*EXERCISE INSTRUCTIONS*:
Every entry needs to be reproduced exactly.

--- START ---

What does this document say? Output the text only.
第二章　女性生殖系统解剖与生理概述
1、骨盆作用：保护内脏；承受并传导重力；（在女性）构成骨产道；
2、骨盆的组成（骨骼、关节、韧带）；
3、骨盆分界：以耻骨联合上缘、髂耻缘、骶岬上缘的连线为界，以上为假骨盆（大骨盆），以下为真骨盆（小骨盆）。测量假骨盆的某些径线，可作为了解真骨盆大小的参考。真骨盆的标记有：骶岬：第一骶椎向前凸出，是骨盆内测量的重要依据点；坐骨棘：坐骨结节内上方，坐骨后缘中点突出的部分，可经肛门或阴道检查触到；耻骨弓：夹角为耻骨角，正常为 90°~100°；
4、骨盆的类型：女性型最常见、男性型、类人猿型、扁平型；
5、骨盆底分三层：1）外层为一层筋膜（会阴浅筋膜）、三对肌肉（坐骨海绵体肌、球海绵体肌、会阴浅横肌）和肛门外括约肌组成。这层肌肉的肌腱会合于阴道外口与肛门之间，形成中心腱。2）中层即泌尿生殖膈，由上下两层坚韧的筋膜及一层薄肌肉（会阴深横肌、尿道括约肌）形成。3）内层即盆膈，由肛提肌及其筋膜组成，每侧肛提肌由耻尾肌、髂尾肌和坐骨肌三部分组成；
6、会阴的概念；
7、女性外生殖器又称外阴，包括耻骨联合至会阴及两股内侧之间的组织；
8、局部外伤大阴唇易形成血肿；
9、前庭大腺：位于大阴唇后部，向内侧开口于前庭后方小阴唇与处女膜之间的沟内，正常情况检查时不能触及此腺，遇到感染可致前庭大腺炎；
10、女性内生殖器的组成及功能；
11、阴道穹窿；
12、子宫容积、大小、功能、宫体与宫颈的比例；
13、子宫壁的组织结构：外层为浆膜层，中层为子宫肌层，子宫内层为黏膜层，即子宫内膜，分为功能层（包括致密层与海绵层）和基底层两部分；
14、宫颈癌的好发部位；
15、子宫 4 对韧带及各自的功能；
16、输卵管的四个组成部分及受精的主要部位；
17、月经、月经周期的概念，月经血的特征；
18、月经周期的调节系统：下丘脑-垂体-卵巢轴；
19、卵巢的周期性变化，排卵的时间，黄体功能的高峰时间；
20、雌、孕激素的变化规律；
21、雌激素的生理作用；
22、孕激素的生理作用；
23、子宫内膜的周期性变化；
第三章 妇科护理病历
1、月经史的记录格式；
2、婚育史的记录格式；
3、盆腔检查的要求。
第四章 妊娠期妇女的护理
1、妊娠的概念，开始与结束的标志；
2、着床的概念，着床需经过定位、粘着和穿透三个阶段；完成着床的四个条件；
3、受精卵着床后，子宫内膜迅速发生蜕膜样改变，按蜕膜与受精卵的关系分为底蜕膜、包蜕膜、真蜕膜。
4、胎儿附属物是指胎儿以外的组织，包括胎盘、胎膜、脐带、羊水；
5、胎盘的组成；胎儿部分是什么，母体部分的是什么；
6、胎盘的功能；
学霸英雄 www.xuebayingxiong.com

--- END ---

*EXERCISE RESPONSE*:
What does this document say? Output the text only.
第二章　女性生殖系统解剖与生理概述
1、骨盆作用：保护内脏；承受并传导重力；（在女性）构成骨产道；
2、骨盆的组成（骨骼、关节、韧带）；
3、骨盆分界：以耻骨联合上缘、髂耻缘、骶岬上缘的连线为界，以上为假骨盆（大骨盆），以下为真骨盆（小骨盆）。测量假骨盆的某些径线，可作为了解真骨盆大小的参考。真骨盆的标记有：骶岬：第一骶椎向前凸出，是骨盆内测量的重要依据点；坐骨棘：坐骨结节内上方，坐骨后缘中点突出的部分，可经肛门或阴道检查触到；耻骨弓：夹角为耻骨角，正常为 90°~100°；
4、骨盆的类型：女性型最常见、男性型、类人猿型、扁平型；
5、骨盆底分三层：1）外层为一层筋膜（会阴浅筋膜）、三对肌肉（坐骨海绵体肌、球海绵体肌、会阴浅横肌）和肛门外括约肌组成。这层肌肉的肌腱会合于阴道外口与肛门之间，形成中心腱。2）中层即泌尿生殖膈，由上下两层坚韧的筋膜及一层薄肌肉（会阴深横肌、尿道括约肌）形成。3）内层即盆膈，由肛提肌及其筋膜组成，每侧肛提肌由耻尾肌、髂尾肌和坐骨肌三部分组成；
6、会阴的概念；
7、女性外生殖器又称外阴，包括耻骨联合至会阴及两股内侧之间的组织；
8、局部外伤大阴唇易形成血肿；
9、前庭大腺：位于大阴唇后部，向内侧开口于前庭后方小阴唇与处女膜之间的沟内，正常情况检查时不能触及此腺，遇到感染可致前庭大腺炎；
10、女性内生殖器的组成及功能；
11、阴道穹窿；
12、子宫容积、大小、功能、宫体与宫颈的比例；
13、子宫壁的组织结构：外层为浆膜层，中层为子宫肌层，子宫内层为黏膜层，即子宫内膜，分为功能层（包括致密层与海绵层）和基底层两部分；
14、宫颈癌的好发部位；
15、子宫 4 对韧带及各自的功能；
16、输卵管的四个组成部分及受精的主要部位；
17、月经、月经周期的概念，月经血的特征；
18、月经周期的调节系统：下丘脑-垂体-卵巢轴；
19、卵巢的周期性变化，排卵的时间，黄体功能的高峰时间；
20、雌、孕激素的变化规律；
21、雌激素的生理作用；
22、孕激素的生理作用；
23、子宫内膜的周期性变化；
第三章 妇科护理病历
1、月经史的记录格式；
2、婚育史的记录格式；
3、盆腔检查的要求。
第四章 妊娠期妇女的护理
1、妊娠的概念，开始与结束的标志；
2、着床的概念，着床需经过定位、粘着和穿透三个阶段；完成着床的四个条件；
3、受精卵着床后，子宫内膜迅速发生蜕膜样改变，按蜕膜与受精卵的关系分为底蜕膜、包蜕膜、真蜕膜。
4、胎儿附属物是指胎儿以外的组织，包括胎盘、胎膜、脐带、羊水；
5、胎盘的组成；胎儿部分是什么，母体部分的是什么；
6、胎盘的功能；
学霸英雄 www.xuebayingxiong.com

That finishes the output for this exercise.